• **EXERCISE DESCRIPTION**:
Reproduce the material word for word; the images stay out.

..............................

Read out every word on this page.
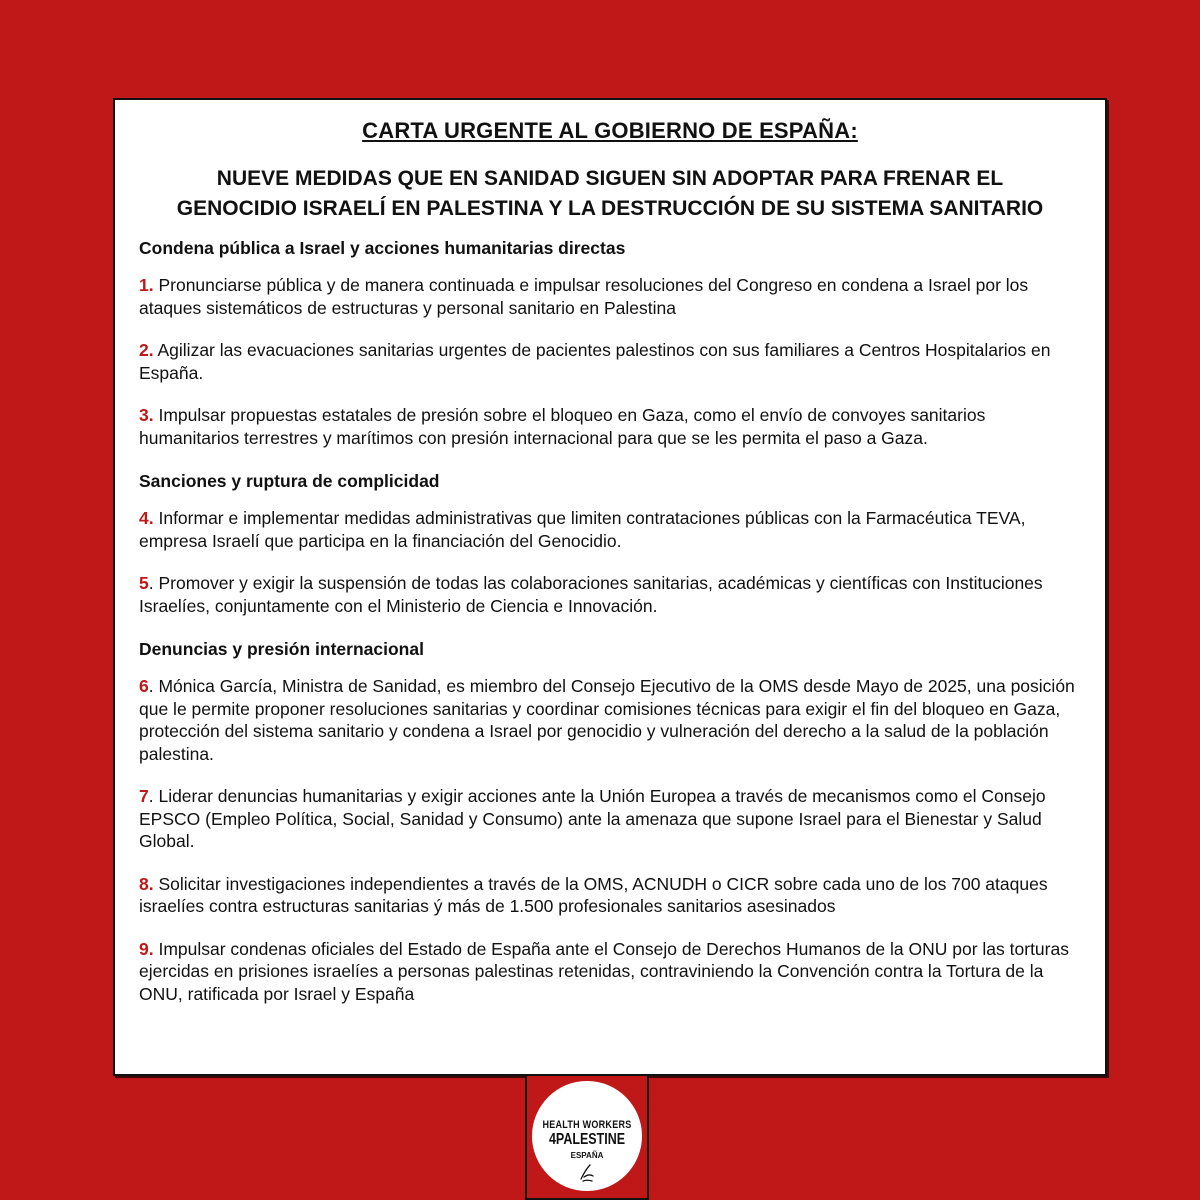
CARTA URGENTE AL GOBIERNO DE ESPAÑA:
NUEVE MEDIDAS QUE EN SANIDAD SIGUEN SIN ADOPTAR PARA FRENAR EL
GENOCIDIO ISRAELÍ EN PALESTINA Y LA DESTRUCCIÓN DE SU SISTEMA SANITARIO
Condena pública a Israel y acciones humanitarias directas
1. Pronunciarse pública y de manera continuada e impulsar resoluciones del Congreso en condena a Israel por los ataques sistemáticos de estructuras y personal sanitario en Palestina
2. Agilizar las evacuaciones sanitarias urgentes de pacientes palestinos con sus familiares a Centros Hospitalarios en España.
3. Impulsar propuestas estatales de presión sobre el bloqueo en Gaza, como el envío de convoyes sanitarios humanitarios terrestres y marítimos con presión internacional para que se les permita el paso a Gaza.
Sanciones y ruptura de complicidad
4. Informar e implementar medidas administrativas que limiten contrataciones públicas con la Farmacéutica TEVA, empresa Israelí que participa en la financiación del Genocidio.
5. Promover y exigir la suspensión de todas las colaboraciones sanitarias, académicas y científicas con Instituciones Israelíes, conjuntamente con el Ministerio de Ciencia e Innovación.
Denuncias y presión internacional
6. Mónica García, Ministra de Sanidad, es miembro del Consejo Ejecutivo de la OMS desde Mayo de 2025, una posición que le permite proponer resoluciones sanitarias y coordinar comisiones técnicas para exigir el fin del bloqueo en Gaza, protección del sistema sanitario y condena a Israel por genocidio y vulneración del derecho a la salud de la población palestina.
7. Liderar denuncias humanitarias y exigir acciones ante la Unión Europea a través de mecanismos como el Consejo EPSCO (Empleo Política, Social, Sanidad y Consumo) ante la amenaza que supone Israel para el Bienestar y Salud Global.
8. Solicitar investigaciones independientes a través de la OMS, ACNUDH o CICR sobre cada uno de los 700 ataques israelíes contra estructuras sanitarias ý más de 1.500 profesionales sanitarios asesinados
9. Impulsar condenas oficiales del Estado de España ante el Consejo de Derechos Humanos de la ONU por las torturas ejercidas en prisiones israelíes a personas palestinas retenidas, contraviniendo la Convención contra la Tortura de la ONU, ratificada por Israel y España
HEALTH WORKERS
4PALESTINE
ESPAÑA
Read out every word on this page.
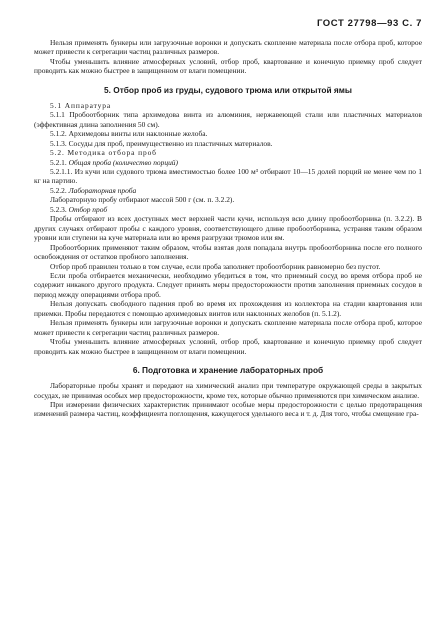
ГОСТ 27798—93 С. 7

Нельзя применять бункеры или загрузочные воронки и допускать скопление материала после отбора проб, которое может привести к сегрегации частиц различных размеров.

Чтобы уменьшить влияние атмосферных условий, отбор проб, квартование и конечную приемку проб следует проводить как можно быстрее в защищенном от влаги помещении.

5. Отбор проб из груды, судового трюма или открытой ямы

5.1 Аппаратура

5.1.1 Пробоотборник типа архимедова винта из алюминия, нержавеющей стали или пластичных материалов (эффективная длина заполнения 50 см).

5.1.2. Архимедовы винты или наклонные желоба.

5.1.3. Сосуды для проб, преимущественно из пластичных материалов.

5.2. Методика отбора проб

5.2.1. Общая проба (количество порций)

5.2.1.1. Из кучи или судового трюма вместимостью более 100 м³ отбирают 10—15 долей порций не менее чем по 1 кг на партию.

5.2.2. Лабораторная проба

Лабораторную пробу отбирают массой 500 г (см. п. 3.2.2).

5.2.3. Отбор проб

Пробы отбирают из всех доступных мест верхней части кучи, используя всю длину пробоотборника (п. 3.2.2). В других случаях отбирают пробы с каждого уровня, соответствующего длине пробоотборника, устраняя таким образом уровни или ступени на куче материала или во время разгрузки трюмов или ям.

Пробоотборник применяют таким образом, чтобы взятая доля попадала внутрь пробоотборника после его полного освобождения от остатков пробного заполнения.

Отбор проб правилен только в том случае, если проба заполняет пробоотборник равномерно без пустот.

Если проба отбирается механически, необходимо убедиться в том, что приемный сосуд во время отбора проб не содержит никакого другого продукта. Следует принять меры предосторожности против заполнения приемных сосудов в период между операциями отбора проб.

Нельзя допускать свободного падения проб во время их прохождения из коллектора на стадии квартования или приемки. Пробы передаются с помощью архимедовых винтов или наклонных желобов (п. 5.1.2).

Нельзя применять бункеры или загрузочные воронки и допускать скопление материала после отбора проб, которое может привести к сегрегации частиц различных размеров.

Чтобы уменьшить влияние атмосферных условий, отбор проб, квартование и конечную приемку проб следует проводить как можно быстрее в защищенном от влаги помещении.

6. Подготовка и хранение лабораторных проб

Лабораторные пробы хранят и передают на химический анализ при температуре окружающей среды в закрытых сосудах, не принимая особых мер предосторожности, кроме тех, которые обычно применяются при химическом анализе.

При измерении физических характеристик принимают особые меры предосторожности с целью предотвращения изменений размера частиц, коэффициента поглощения, кажущегося удельного веса и т. д. Для того, чтобы смещение гра-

..............................

• **OUTPUT FOR THIS TASK**:
Read out every word on this page.
CARTA URGENTE AL GOBIERNO DE ESPAÑA:
NUEVE MEDIDAS QUE EN SANIDAD SIGUEN SIN ADOPTAR PARA FRENAR EL
GENOCIDIO ISRAELÍ EN PALESTINA Y LA DESTRUCCIÓN DE SU SISTEMA SANITARIO
Condena pública a Israel y acciones humanitarias directas
1. Pronunciarse pública y de manera continuada e impulsar resoluciones del Congreso en condena a Israel por los ataques sistemáticos de estructuras y personal sanitario en Palestina
2. Agilizar las evacuaciones sanitarias urgentes de pacientes palestinos con sus familiares a Centros Hospitalarios en España.
3. Impulsar propuestas estatales de presión sobre el bloqueo en Gaza, como el envío de convoyes sanitarios humanitarios terrestres y marítimos con presión internacional para que se les permita el paso a Gaza.
Sanciones y ruptura de complicidad
4. Informar e implementar medidas administrativas que limiten contrataciones públicas con la Farmacéutica TEVA, empresa Israelí que participa en la financiación del Genocidio.
5. Promover y exigir la suspensión de todas las colaboraciones sanitarias, académicas y científicas con Instituciones Israelíes, conjuntamente con el Ministerio de Ciencia e Innovación.
Denuncias y presión internacional
6. Mónica García, Ministra de Sanidad, es miembro del Consejo Ejecutivo de la OMS desde Mayo de 2025, una posición que le permite proponer resoluciones sanitarias y coordinar comisiones técnicas para exigir el fin del bloqueo en Gaza, protección del sistema sanitario y condena a Israel por genocidio y vulneración del derecho a la salud de la población palestina.
7. Liderar denuncias humanitarias y exigir acciones ante la Unión Europea a través de mecanismos como el Consejo EPSCO (Empleo Política, Social, Sanidad y Consumo) ante la amenaza que supone Israel para el Bienestar y Salud Global.
8. Solicitar investigaciones independientes a través de la OMS, ACNUDH o CICR sobre cada uno de los 700 ataques israelíes contra estructuras sanitarias ý más de 1.500 profesionales sanitarios asesinados
9. Impulsar condenas oficiales del Estado de España ante el Consejo de Derechos Humanos de la ONU por las torturas ejercidas en prisiones israelíes a personas palestinas retenidas, contraviniendo la Convención contra la Tortura de la ONU, ratificada por Israel y España
HEALTH WORKERS
4PALESTINE
ESPAÑA
Read out every word on this page.
ГОСТ 27798—93 С. 7

Нельзя применять бункеры или загрузочные воронки и допускать скопление материала после отбора проб, которое может привести к сегрегации частиц различных размеров.

Чтобы уменьшить влияние атмосферных условий, отбор проб, квартование и конечную приемку проб следует проводить как можно быстрее в защищенном от влаги помещении.

5. Отбор проб из груды, судового трюма или открытой ямы

5.1 Аппаратура

5.1.1 Пробоотборник типа архимедова винта из алюминия, нержавеющей стали или пластичных материалов (эффективная длина заполнения 50 см).

5.1.2. Архимедовы винты или наклонные желоба.

5.1.3. Сосуды для проб, преимущественно из пластичных материалов.

5.2. Методика отбора проб

5.2.1. Общая проба (количество порций)

5.2.1.1. Из кучи или судового трюма вместимостью более 100 м³ отбирают 10—15 долей порций не менее чем по 1 кг на партию.

5.2.2. Лабораторная проба

Лабораторную пробу отбирают массой 500 г (см. п. 3.2.2).

5.2.3. Отбор проб

Пробы отбирают из всех доступных мест верхней части кучи, используя всю длину пробоотборника (п. 3.2.2). В других случаях отбирают пробы с каждого уровня, соответствующего длине пробоотборника, устраняя таким образом уровни или ступени на куче материала или во время разгрузки трюмов или ям.

Пробоотборник применяют таким образом, чтобы взятая доля попадала внутрь пробоотборника после его полного освобождения от остатков пробного заполнения.

Отбор проб правилен только в том случае, если проба заполняет пробоотборник равномерно без пустот.

Если проба отбирается механически, необходимо убедиться в том, что приемный сосуд во время отбора проб не содержит никакого другого продукта. Следует принять меры предосторожности против заполнения приемных сосудов в период между операциями отбора проб.

Нельзя допускать свободного падения проб во время их прохождения из коллектора на стадии квартования или приемки. Пробы передаются с помощью архимедовых винтов или наклонных желобов (п. 5.1.2).

Нельзя применять бункеры или загрузочные воронки и допускать скопление материала после отбора проб, которое может привести к сегрегации частиц различных размеров.

Чтобы уменьшить влияние атмосферных условий, отбор проб, квартование и конечную приемку проб следует проводить как можно быстрее в защищенном от влаги помещении.

6. Подготовка и хранение лабораторных проб

Лабораторные пробы хранят и передают на химический анализ при температуре окружающей среды в закрытых сосудах, не принимая особых мер предосторожности, кроме тех, которые обычно применяются при химическом анализе.

При измерении физических характеристик принимают особые меры предосторожности с целью предотвращения изменений размера частиц, коэффициента поглощения, кажущегося удельного веса и т. д. Для того, чтобы смещение гра-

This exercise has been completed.